Records from a collection
_ _ _ _
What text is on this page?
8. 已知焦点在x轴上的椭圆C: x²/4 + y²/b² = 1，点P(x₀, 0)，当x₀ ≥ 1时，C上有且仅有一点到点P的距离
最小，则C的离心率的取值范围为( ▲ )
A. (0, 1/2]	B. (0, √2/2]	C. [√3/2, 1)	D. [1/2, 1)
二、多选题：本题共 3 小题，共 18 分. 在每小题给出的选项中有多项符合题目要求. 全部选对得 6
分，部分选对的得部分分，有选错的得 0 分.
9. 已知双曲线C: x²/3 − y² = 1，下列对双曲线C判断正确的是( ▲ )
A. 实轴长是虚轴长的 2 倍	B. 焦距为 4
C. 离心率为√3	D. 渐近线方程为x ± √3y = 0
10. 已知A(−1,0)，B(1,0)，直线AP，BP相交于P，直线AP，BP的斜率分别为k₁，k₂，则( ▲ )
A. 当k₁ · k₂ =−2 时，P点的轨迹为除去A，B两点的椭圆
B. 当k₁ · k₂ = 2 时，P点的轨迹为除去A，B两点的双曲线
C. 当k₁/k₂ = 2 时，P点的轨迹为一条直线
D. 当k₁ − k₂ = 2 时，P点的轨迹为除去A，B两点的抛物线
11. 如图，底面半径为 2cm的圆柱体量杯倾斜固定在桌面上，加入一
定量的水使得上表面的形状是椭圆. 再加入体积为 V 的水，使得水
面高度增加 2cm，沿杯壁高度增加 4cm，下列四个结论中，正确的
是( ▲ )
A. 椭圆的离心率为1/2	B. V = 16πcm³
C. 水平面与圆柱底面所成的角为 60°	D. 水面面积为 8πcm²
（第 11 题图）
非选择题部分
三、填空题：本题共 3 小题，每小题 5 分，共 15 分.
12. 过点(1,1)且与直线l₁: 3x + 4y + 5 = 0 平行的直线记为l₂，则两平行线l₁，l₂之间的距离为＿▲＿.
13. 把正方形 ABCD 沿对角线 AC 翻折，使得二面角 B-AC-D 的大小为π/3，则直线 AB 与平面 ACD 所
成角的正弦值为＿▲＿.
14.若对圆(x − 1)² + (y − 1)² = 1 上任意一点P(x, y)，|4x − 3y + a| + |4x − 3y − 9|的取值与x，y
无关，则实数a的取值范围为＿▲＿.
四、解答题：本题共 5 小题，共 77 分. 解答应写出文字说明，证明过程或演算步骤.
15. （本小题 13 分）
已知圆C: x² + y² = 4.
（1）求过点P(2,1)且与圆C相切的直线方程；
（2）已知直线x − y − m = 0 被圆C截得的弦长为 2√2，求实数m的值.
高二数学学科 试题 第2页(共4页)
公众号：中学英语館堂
_ _ _ _
• **What you have to do**
Copy out each line of the listing that holds "P点的轨迹为除去A".

• **Answer for this exercise**
A. 当k₁ · k₂ =−2 时，P点的轨迹为除去A，B两点的椭圆
B. 当k₁ · k₂ = 2 时，P点的轨迹为除去A，B两点的双曲线
D. 当k₁ − k₂ = 2 时，P点的轨迹为除去A，B两点的抛物线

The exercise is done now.